(Dataset entries)
****************************************

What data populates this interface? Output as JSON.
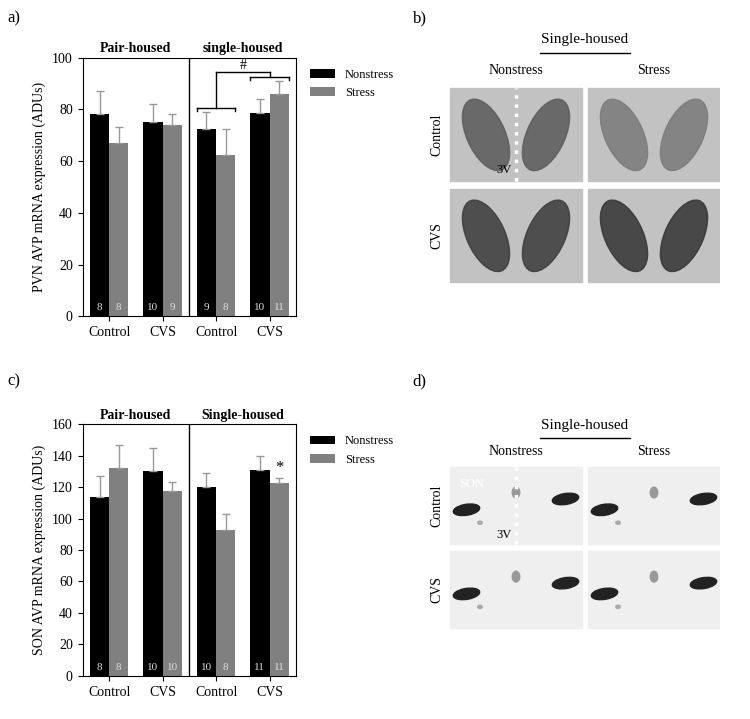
{
  "chart_data": [
    {
      "type": "bar",
      "panel_label": "a)",
      "y_label": "PVN AVP mRNA expression (ADUs)",
      "groups": [
        "Pair-housed",
        "single-housed"
      ],
      "categories": [
        "Control",
        "CVS",
        "Control",
        "CVS"
      ],
      "series": [
        {
          "name": "Nonstress",
          "color": "#000000",
          "values": [
            78,
            75,
            72.5,
            78.5
          ],
          "errors": [
            9,
            7,
            6.5,
            5.5
          ],
          "n": [
            8,
            10,
            9,
            10
          ]
        },
        {
          "name": "Stress",
          "color": "#808080",
          "values": [
            67,
            74,
            62.5,
            86
          ],
          "errors": [
            6,
            4,
            10,
            5
          ],
          "n": [
            8,
            9,
            8,
            11
          ]
        }
      ],
      "ylim": [
        0,
        100
      ],
      "yticks": [
        0,
        20,
        40,
        60,
        80,
        100
      ],
      "legend": "upper left",
      "brackets": [
        {
          "text": "#",
          "group": "single-housed",
          "categories": [
            "Control",
            "CVS"
          ]
        }
      ]
    },
    {
      "type": "bar",
      "panel_label": "c)",
      "y_label": "SON AVP mRNA expression (ADUs)",
      "groups": [
        "Pair-housed",
        "Single-housed"
      ],
      "categories": [
        "Control",
        "CVS",
        "Control",
        "CVS"
      ],
      "series": [
        {
          "name": "Nonstress",
          "color": "#000000",
          "values": [
            114,
            130.5,
            120,
            131
          ],
          "errors": [
            13,
            14.5,
            9,
            9
          ],
          "n": [
            8,
            10,
            10,
            11
          ]
        },
        {
          "name": "Stress",
          "color": "#808080",
          "values": [
            132,
            117.5,
            93,
            122.5
          ],
          "errors": [
            15,
            5.5,
            10,
            3.5
          ],
          "n": [
            8,
            10,
            8,
            11
          ]
        }
      ],
      "ylim": [
        0,
        160
      ],
      "yticks": [
        0,
        20,
        40,
        60,
        80,
        100,
        120,
        140,
        160
      ],
      "legend": "upper left",
      "marks": [
        {
          "text": "*",
          "group": "Single-housed",
          "category": "CVS",
          "series": "Stress"
        }
      ]
    }
  ],
  "images": [
    {
      "panel_label": "b)",
      "title": "Single-housed",
      "columns": [
        "Nonstress",
        "Stress"
      ],
      "rows": [
        "Control",
        "CVS"
      ],
      "labels": [
        "3V"
      ]
    },
    {
      "panel_label": "d)",
      "title": "Single-housed",
      "columns": [
        "Nonstress",
        "Stress"
      ],
      "rows": [
        "Control",
        "CVS"
      ],
      "labels": [
        "SON",
        "3V"
      ]
    }
  ]
}
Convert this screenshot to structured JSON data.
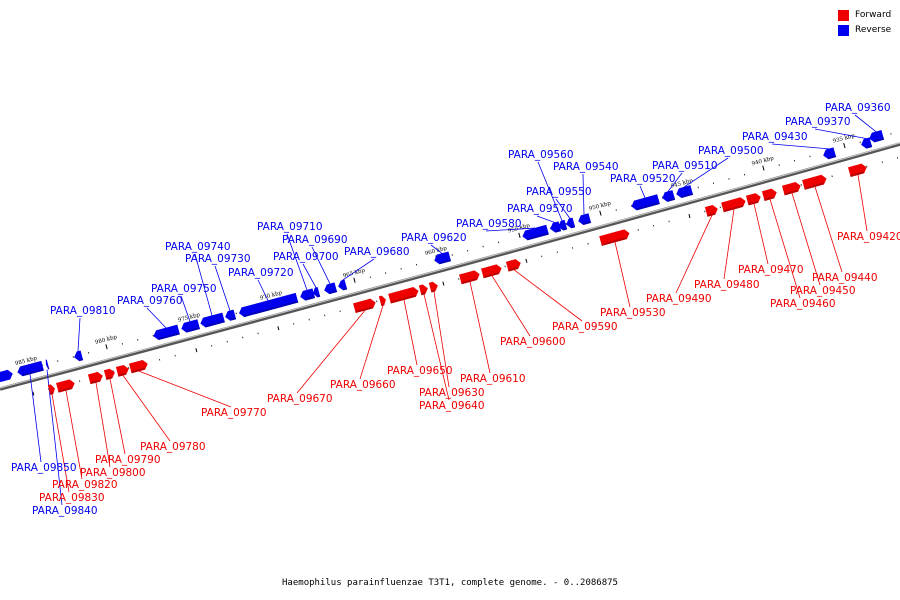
{
  "legend": {
    "forward": {
      "label": "Forward",
      "color": "#ee0000"
    },
    "reverse": {
      "label": "Reverse",
      "color": "#0000ee"
    }
  },
  "caption": "Haemophilus parainfluenzae T3T1, complete genome. - 0..2086875",
  "ticks": [
    {
      "label": "985 kbp",
      "kbp": 985
    },
    {
      "label": "980 kbp",
      "kbp": 980
    },
    {
      "label": "975 kbp",
      "kbp": 975
    },
    {
      "label": "970 kbp",
      "kbp": 970
    },
    {
      "label": "965 kbp",
      "kbp": 965
    },
    {
      "label": "960 kbp",
      "kbp": 960
    },
    {
      "label": "955 kbp",
      "kbp": 955
    },
    {
      "label": "950 kbp",
      "kbp": 950
    },
    {
      "label": "945 kbp",
      "kbp": 945
    },
    {
      "label": "940 kbp",
      "kbp": 940
    },
    {
      "label": "935 kbp",
      "kbp": 935
    }
  ],
  "genes": [
    {
      "id": "PARA_09360",
      "strand": "reverse"
    },
    {
      "id": "PARA_09370",
      "strand": "reverse"
    },
    {
      "id": "PARA_09420",
      "strand": "forward"
    },
    {
      "id": "PARA_09430",
      "strand": "reverse"
    },
    {
      "id": "PARA_09440",
      "strand": "forward"
    },
    {
      "id": "PARA_09450",
      "strand": "forward"
    },
    {
      "id": "PARA_09460",
      "strand": "forward"
    },
    {
      "id": "PARA_09470",
      "strand": "forward"
    },
    {
      "id": "PARA_09480",
      "strand": "forward"
    },
    {
      "id": "PARA_09490",
      "strand": "forward"
    },
    {
      "id": "PARA_09500",
      "strand": "reverse"
    },
    {
      "id": "PARA_09510",
      "strand": "reverse"
    },
    {
      "id": "PARA_09520",
      "strand": "reverse"
    },
    {
      "id": "PARA_09530",
      "strand": "forward"
    },
    {
      "id": "PARA_09540",
      "strand": "reverse"
    },
    {
      "id": "PARA_09550",
      "strand": "reverse"
    },
    {
      "id": "PARA_09560",
      "strand": "reverse"
    },
    {
      "id": "PARA_09570",
      "strand": "reverse"
    },
    {
      "id": "PARA_09580",
      "strand": "reverse"
    },
    {
      "id": "PARA_09590",
      "strand": "forward"
    },
    {
      "id": "PARA_09600",
      "strand": "forward"
    },
    {
      "id": "PARA_09610",
      "strand": "forward"
    },
    {
      "id": "PARA_09620",
      "strand": "reverse"
    },
    {
      "id": "PARA_09630",
      "strand": "forward"
    },
    {
      "id": "PARA_09640",
      "strand": "forward"
    },
    {
      "id": "PARA_09650",
      "strand": "forward"
    },
    {
      "id": "PARA_09660",
      "strand": "forward"
    },
    {
      "id": "PARA_09670",
      "strand": "forward"
    },
    {
      "id": "PARA_09680",
      "strand": "reverse"
    },
    {
      "id": "PARA_09690",
      "strand": "reverse"
    },
    {
      "id": "PARA_09700",
      "strand": "reverse"
    },
    {
      "id": "PARA_09710",
      "strand": "reverse"
    },
    {
      "id": "PARA_09720",
      "strand": "reverse"
    },
    {
      "id": "PARA_09730",
      "strand": "reverse"
    },
    {
      "id": "PARA_09740",
      "strand": "reverse"
    },
    {
      "id": "PARA_09750",
      "strand": "reverse"
    },
    {
      "id": "PARA_09760",
      "strand": "reverse"
    },
    {
      "id": "PARA_09770",
      "strand": "forward"
    },
    {
      "id": "PARA_09780",
      "strand": "forward"
    },
    {
      "id": "PARA_09790",
      "strand": "forward"
    },
    {
      "id": "PARA_09800",
      "strand": "forward"
    },
    {
      "id": "PARA_09810",
      "strand": "reverse"
    },
    {
      "id": "PARA_09820",
      "strand": "forward"
    },
    {
      "id": "PARA_09830",
      "strand": "forward"
    },
    {
      "id": "PARA_09840",
      "strand": "reverse"
    },
    {
      "id": "PARA_09850",
      "strand": "reverse"
    }
  ]
}
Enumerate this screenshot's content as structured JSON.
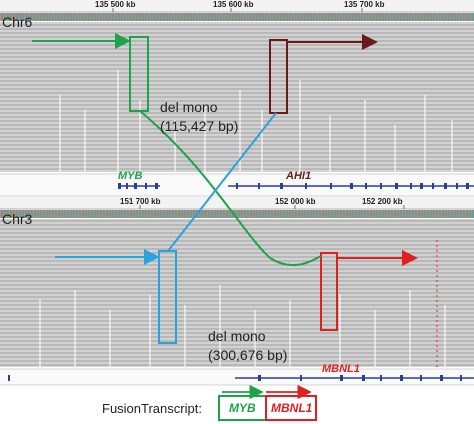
{
  "top_track": {
    "chromosome": "Chr6",
    "ruler_ticks": [
      "135 500 kb",
      "135 600 kb",
      "135 700 kb"
    ],
    "deletion_label": "del mono",
    "deletion_size": "(115,427 bp)",
    "genes": [
      "MYB",
      "AHI1"
    ],
    "colors": {
      "left_gene": "#1fa34a",
      "right_gene": "#6b1a1a"
    }
  },
  "bottom_track": {
    "chromosome": "Chr3",
    "ruler_ticks": [
      "151 700 kb",
      "152 000 kb",
      "152 200 kb"
    ],
    "deletion_label": "del mono",
    "deletion_size": "(300,676 bp)",
    "genes": [
      "MBNL1"
    ],
    "colors": {
      "left_breakpoint": "#29a3e0",
      "right_gene": "#e02020"
    }
  },
  "fusion": {
    "label": "FusionTranscript:",
    "gene_a": "MYB",
    "gene_b": "MBNL1",
    "colors": {
      "gene_a": "#1fa34a",
      "gene_b": "#e02020"
    }
  }
}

****************************************

▸ **EXERCISE DIRECTIONS**: Set down the records above exactly, leaving out pictures.

▸ **EXERCISE OUTPUT**:
What data populates this interface? Output as JSON.
{
  "chart_data": [
    {
      "type": "bar",
      "panel_label": "a)",
      "y_label": "PVN AVP mRNA expression (ADUs)",
      "groups": [
        "Pair-housed",
        "single-housed"
      ],
      "categories": [
        "Control",
        "CVS",
        "Control",
        "CVS"
      ],
      "series": [
        {
          "name": "Nonstress",
          "color": "#000000",
          "values": [
            78,
            75,
            72.5,
            78.5
          ],
          "errors": [
            9,
            7,
            6.5,
            5.5
          ],
          "n": [
            8,
            10,
            9,
            10
          ]
        },
        {
          "name": "Stress",
          "color": "#808080",
          "values": [
            67,
            74,
            62.5,
            86
          ],
          "errors": [
            6,
            4,
            10,
            5
          ],
          "n": [
            8,
            9,
            8,
            11
          ]
        }
      ],
      "ylim": [
        0,
        100
      ],
      "yticks": [
        0,
        20,
        40,
        60,
        80,
        100
      ],
      "legend": "upper left",
      "brackets": [
        {
          "text": "#",
          "group": "single-housed",
          "categories": [
            "Control",
            "CVS"
          ]
        }
      ]
    },
    {
      "type": "bar",
      "panel_label": "c)",
      "y_label": "SON AVP mRNA expression (ADUs)",
      "groups": [
        "Pair-housed",
        "Single-housed"
      ],
      "categories": [
        "Control",
        "CVS",
        "Control",
        "CVS"
      ],
      "series": [
        {
          "name": "Nonstress",
          "color": "#000000",
          "values": [
            114,
            130.5,
            120,
            131
          ],
          "errors": [
            13,
            14.5,
            9,
            9
          ],
          "n": [
            8,
            10,
            10,
            11
          ]
        },
        {
          "name": "Stress",
          "color": "#808080",
          "values": [
            132,
            117.5,
            93,
            122.5
          ],
          "errors": [
            15,
            5.5,
            10,
            3.5
          ],
          "n": [
            8,
            10,
            8,
            11
          ]
        }
      ],
      "ylim": [
        0,
        160
      ],
      "yticks": [
        0,
        20,
        40,
        60,
        80,
        100,
        120,
        140,
        160
      ],
      "legend": "upper left",
      "marks": [
        {
          "text": "*",
          "group": "Single-housed",
          "category": "CVS",
          "series": "Stress"
        }
      ]
    }
  ],
  "images": [
    {
      "panel_label": "b)",
      "title": "Single-housed",
      "columns": [
        "Nonstress",
        "Stress"
      ],
      "rows": [
        "Control",
        "CVS"
      ],
      "labels": [
        "3V"
      ]
    },
    {
      "panel_label": "d)",
      "title": "Single-housed",
      "columns": [
        "Nonstress",
        "Stress"
      ],
      "rows": [
        "Control",
        "CVS"
      ],
      "labels": [
        "SON",
        "3V"
      ]
    }
  ]
}
Convert this screenshot to structured JSON data.
{
  "legend": {
    "forward": {
      "label": "Forward",
      "color": "#ee0000"
    },
    "reverse": {
      "label": "Reverse",
      "color": "#0000ee"
    }
  },
  "caption": "Haemophilus parainfluenzae T3T1, complete genome. - 0..2086875",
  "ticks": [
    {
      "label": "985 kbp",
      "kbp": 985
    },
    {
      "label": "980 kbp",
      "kbp": 980
    },
    {
      "label": "975 kbp",
      "kbp": 975
    },
    {
      "label": "970 kbp",
      "kbp": 970
    },
    {
      "label": "965 kbp",
      "kbp": 965
    },
    {
      "label": "960 kbp",
      "kbp": 960
    },
    {
      "label": "955 kbp",
      "kbp": 955
    },
    {
      "label": "950 kbp",
      "kbp": 950
    },
    {
      "label": "945 kbp",
      "kbp": 945
    },
    {
      "label": "940 kbp",
      "kbp": 940
    },
    {
      "label": "935 kbp",
      "kbp": 935
    }
  ],
  "genes": [
    {
      "id": "PARA_09360",
      "strand": "reverse"
    },
    {
      "id": "PARA_09370",
      "strand": "reverse"
    },
    {
      "id": "PARA_09420",
      "strand": "forward"
    },
    {
      "id": "PARA_09430",
      "strand": "reverse"
    },
    {
      "id": "PARA_09440",
      "strand": "forward"
    },
    {
      "id": "PARA_09450",
      "strand": "forward"
    },
    {
      "id": "PARA_09460",
      "strand": "forward"
    },
    {
      "id": "PARA_09470",
      "strand": "forward"
    },
    {
      "id": "PARA_09480",
      "strand": "forward"
    },
    {
      "id": "PARA_09490",
      "strand": "forward"
    },
    {
      "id": "PARA_09500",
      "strand": "reverse"
    },
    {
      "id": "PARA_09510",
      "strand": "reverse"
    },
    {
      "id": "PARA_09520",
      "strand": "reverse"
    },
    {
      "id": "PARA_09530",
      "strand": "forward"
    },
    {
      "id": "PARA_09540",
      "strand": "reverse"
    },
    {
      "id": "PARA_09550",
      "strand": "reverse"
    },
    {
      "id": "PARA_09560",
      "strand": "reverse"
    },
    {
      "id": "PARA_09570",
      "strand": "reverse"
    },
    {
      "id": "PARA_09580",
      "strand": "reverse"
    },
    {
      "id": "PARA_09590",
      "strand": "forward"
    },
    {
      "id": "PARA_09600",
      "strand": "forward"
    },
    {
      "id": "PARA_09610",
      "strand": "forward"
    },
    {
      "id": "PARA_09620",
      "strand": "reverse"
    },
    {
      "id": "PARA_09630",
      "strand": "forward"
    },
    {
      "id": "PARA_09640",
      "strand": "forward"
    },
    {
      "id": "PARA_09650",
      "strand": "forward"
    },
    {
      "id": "PARA_09660",
      "strand": "forward"
    },
    {
      "id": "PARA_09670",
      "strand": "forward"
    },
    {
      "id": "PARA_09680",
      "strand": "reverse"
    },
    {
      "id": "PARA_09690",
      "strand": "reverse"
    },
    {
      "id": "PARA_09700",
      "strand": "reverse"
    },
    {
      "id": "PARA_09710",
      "strand": "reverse"
    },
    {
      "id": "PARA_09720",
      "strand": "reverse"
    },
    {
      "id": "PARA_09730",
      "strand": "reverse"
    },
    {
      "id": "PARA_09740",
      "strand": "reverse"
    },
    {
      "id": "PARA_09750",
      "strand": "reverse"
    },
    {
      "id": "PARA_09760",
      "strand": "reverse"
    },
    {
      "id": "PARA_09770",
      "strand": "forward"
    },
    {
      "id": "PARA_09780",
      "strand": "forward"
    },
    {
      "id": "PARA_09790",
      "strand": "forward"
    },
    {
      "id": "PARA_09800",
      "strand": "forward"
    },
    {
      "id": "PARA_09810",
      "strand": "reverse"
    },
    {
      "id": "PARA_09820",
      "strand": "forward"
    },
    {
      "id": "PARA_09830",
      "strand": "forward"
    },
    {
      "id": "PARA_09840",
      "strand": "reverse"
    },
    {
      "id": "PARA_09850",
      "strand": "reverse"
    }
  ]
}
Enumerate this screenshot's content as structured JSON.
{
  "top_track": {
    "chromosome": "Chr6",
    "ruler_ticks": [
      "135 500 kb",
      "135 600 kb",
      "135 700 kb"
    ],
    "deletion_label": "del mono",
    "deletion_size": "(115,427 bp)",
    "genes": [
      "MYB",
      "AHI1"
    ],
    "colors": {
      "left_gene": "#1fa34a",
      "right_gene": "#6b1a1a"
    }
  },
  "bottom_track": {
    "chromosome": "Chr3",
    "ruler_ticks": [
      "151 700 kb",
      "152 000 kb",
      "152 200 kb"
    ],
    "deletion_label": "del mono",
    "deletion_size": "(300,676 bp)",
    "genes": [
      "MBNL1"
    ],
    "colors": {
      "left_breakpoint": "#29a3e0",
      "right_gene": "#e02020"
    }
  },
  "fusion": {
    "label": "FusionTranscript:",
    "gene_a": "MYB",
    "gene_b": "MBNL1",
    "colors": {
      "gene_a": "#1fa34a",
      "gene_b": "#e02020"
    }
  }
}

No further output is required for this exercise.